▸ **What you should do**: Copy the entries below line for line without changing anything, and leave the pictures out.

▸ **Records for the exercise**:

+--

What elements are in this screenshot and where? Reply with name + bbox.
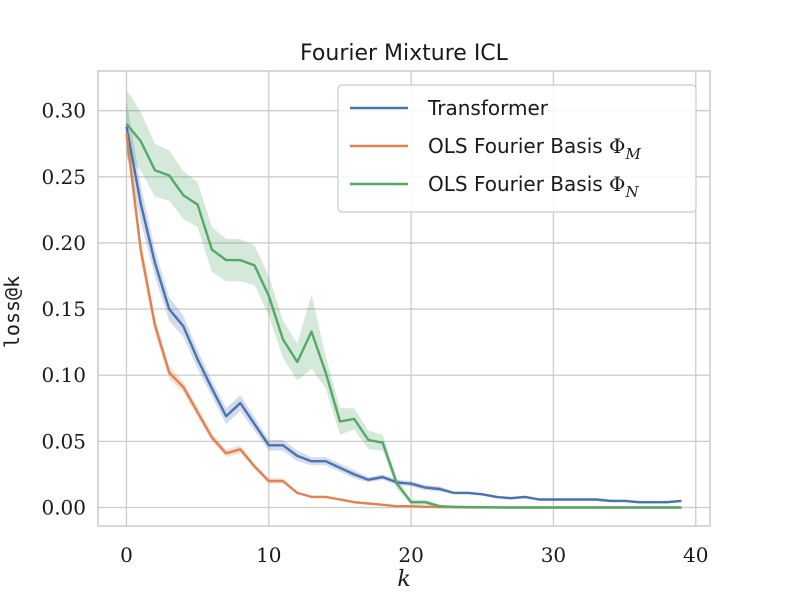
series-line xyxy=(125,123,682,509)
y-tick-label: 0.25 xyxy=(41,165,86,189)
y-tick-label: 0.05 xyxy=(41,429,86,453)
legend-entry: Transformer xyxy=(427,96,549,120)
legend-entry-subscript: N xyxy=(624,183,639,201)
legend-entry-symbol: Φ xyxy=(609,134,625,158)
x-tick-label: 30 xyxy=(541,543,566,567)
y-tick-labels: 0.00 0.05 0.10 0.15 0.20 0.25 0.30 xyxy=(41,99,86,520)
x-tick-label: 20 xyxy=(398,543,423,567)
legend-entry: OLS Fourier Basis ΦN xyxy=(428,172,639,201)
legend-entry-text: Transformer xyxy=(427,96,549,120)
y-tick-label: 0.00 xyxy=(41,495,86,519)
y-tick-label: 0.30 xyxy=(41,99,86,123)
series-lines xyxy=(125,123,682,509)
y-tick-label: 0.20 xyxy=(41,231,86,255)
chart-title: Fourier Mixture ICL xyxy=(300,41,509,66)
legend-entry-symbol: Φ xyxy=(609,172,625,196)
x-tick-label: 40 xyxy=(683,543,708,567)
legend-entry: OLS Fourier Basis ΦM xyxy=(428,134,641,163)
y-axis-label: loss@k xyxy=(0,276,24,348)
legend-entry-subscript: M xyxy=(624,145,641,163)
x-tick-labels: 0 10 20 30 40 xyxy=(120,543,708,567)
x-tick-label: 10 xyxy=(256,543,281,567)
x-tick-label: 0 xyxy=(120,543,133,567)
y-tick-label: 0.10 xyxy=(41,363,86,387)
legend-entry-text: OLS Fourier Basis xyxy=(428,172,609,196)
legend-box xyxy=(337,84,697,213)
x-axis-label: k xyxy=(397,567,410,592)
series-line xyxy=(125,126,682,504)
y-tick-label: 0.15 xyxy=(41,297,86,321)
legend-entry-text: OLS Fourier Basis xyxy=(428,134,609,158)
plot-frame xyxy=(97,70,711,527)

+--

▸ **Response to this task**:
What elements are in this screenshot and where? Reply with name + bbox.
series-line xyxy=(125,123,682,509)
y-tick-label: 0.25 xyxy=(41,165,86,189)
y-tick-label: 0.05 xyxy=(41,429,86,453)
legend-entry: Transformer xyxy=(427,96,549,120)
legend-entry-subscript: N xyxy=(624,183,639,201)
legend-entry-symbol: Φ xyxy=(609,134,625,158)
x-tick-label: 30 xyxy=(541,543,566,567)
y-tick-labels: 0.00 0.05 0.10 0.15 0.20 0.25 0.30 xyxy=(41,99,86,520)
x-tick-label: 20 xyxy=(398,543,423,567)
legend-entry: OLS Fourier Basis ΦN xyxy=(428,172,639,201)
legend-entry-text: Transformer xyxy=(427,96,549,120)
y-tick-label: 0.00 xyxy=(41,495,86,519)
y-tick-label: 0.30 xyxy=(41,99,86,123)
series-lines xyxy=(125,123,682,509)
y-tick-label: 0.20 xyxy=(41,231,86,255)
chart-title: Fourier Mixture ICL xyxy=(300,41,509,66)
legend-entry-symbol: Φ xyxy=(609,172,625,196)
x-tick-label: 40 xyxy=(683,543,708,567)
legend-entry: OLS Fourier Basis ΦM xyxy=(428,134,641,163)
y-axis-label: loss@k xyxy=(0,276,24,348)
legend-entry-subscript: M xyxy=(624,145,641,163)
x-tick-labels: 0 10 20 30 40 xyxy=(120,543,708,567)
x-tick-label: 10 xyxy=(256,543,281,567)
x-tick-label: 0 xyxy=(120,543,133,567)
y-tick-label: 0.10 xyxy=(41,363,86,387)
legend-entry-text: OLS Fourier Basis xyxy=(428,172,609,196)
legend-box xyxy=(337,84,697,213)
x-axis-label: k xyxy=(397,567,410,592)
series-line xyxy=(125,126,682,504)
y-tick-label: 0.15 xyxy=(41,297,86,321)
legend-entry-text: OLS Fourier Basis xyxy=(428,134,609,158)
plot-frame xyxy=(97,70,711,527)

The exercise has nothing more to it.